== Source material ==
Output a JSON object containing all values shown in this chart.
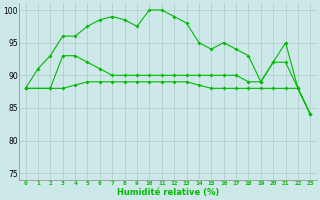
{
  "xlabel": "Humidité relative (%)",
  "background_color": "#cce8e8",
  "grid_color": "#b0c8c8",
  "line_color": "#00bb00",
  "x": [
    0,
    1,
    2,
    3,
    4,
    5,
    6,
    7,
    8,
    9,
    10,
    11,
    12,
    13,
    14,
    15,
    16,
    17,
    18,
    19,
    20,
    21,
    22,
    23
  ],
  "line1": [
    88,
    91,
    93,
    96,
    96,
    97.5,
    98.5,
    99,
    98.5,
    97.5,
    100,
    100,
    99,
    98,
    95,
    94,
    95,
    94,
    93,
    89,
    92,
    95,
    88,
    84
  ],
  "line2": [
    88,
    null,
    88,
    93,
    93,
    92,
    91,
    90,
    90,
    90,
    90,
    90,
    90,
    90,
    90,
    90,
    90,
    90,
    89,
    89,
    92,
    92,
    88,
    84
  ],
  "line3": [
    88,
    null,
    88,
    88,
    88.5,
    89,
    89,
    89,
    89,
    89,
    89,
    89,
    89,
    89,
    88.5,
    88,
    88,
    88,
    88,
    88,
    88,
    88,
    88,
    84
  ],
  "ylim": [
    74,
    101
  ],
  "yticks": [
    75,
    80,
    85,
    90,
    95,
    100
  ],
  "xticks": [
    0,
    1,
    2,
    3,
    4,
    5,
    6,
    7,
    8,
    9,
    10,
    11,
    12,
    13,
    14,
    15,
    16,
    17,
    18,
    19,
    20,
    21,
    22,
    23
  ]
}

== Job ==
Leave out all pictures, then copy the remaining material exactly.

== Written answer ==
Output a JSON object containing all values shown in this chart.
{
  "xlabel": "Humidité relative (%)",
  "background_color": "#cce8e8",
  "grid_color": "#b0c8c8",
  "line_color": "#00bb00",
  "x": [
    0,
    1,
    2,
    3,
    4,
    5,
    6,
    7,
    8,
    9,
    10,
    11,
    12,
    13,
    14,
    15,
    16,
    17,
    18,
    19,
    20,
    21,
    22,
    23
  ],
  "line1": [
    88,
    91,
    93,
    96,
    96,
    97.5,
    98.5,
    99,
    98.5,
    97.5,
    100,
    100,
    99,
    98,
    95,
    94,
    95,
    94,
    93,
    89,
    92,
    95,
    88,
    84
  ],
  "line2": [
    88,
    null,
    88,
    93,
    93,
    92,
    91,
    90,
    90,
    90,
    90,
    90,
    90,
    90,
    90,
    90,
    90,
    90,
    89,
    89,
    92,
    92,
    88,
    84
  ],
  "line3": [
    88,
    null,
    88,
    88,
    88.5,
    89,
    89,
    89,
    89,
    89,
    89,
    89,
    89,
    89,
    88.5,
    88,
    88,
    88,
    88,
    88,
    88,
    88,
    88,
    84
  ],
  "ylim": [
    74,
    101
  ],
  "yticks": [
    75,
    80,
    85,
    90,
    95,
    100
  ],
  "xticks": [
    0,
    1,
    2,
    3,
    4,
    5,
    6,
    7,
    8,
    9,
    10,
    11,
    12,
    13,
    14,
    15,
    16,
    17,
    18,
    19,
    20,
    21,
    22,
    23
  ]
}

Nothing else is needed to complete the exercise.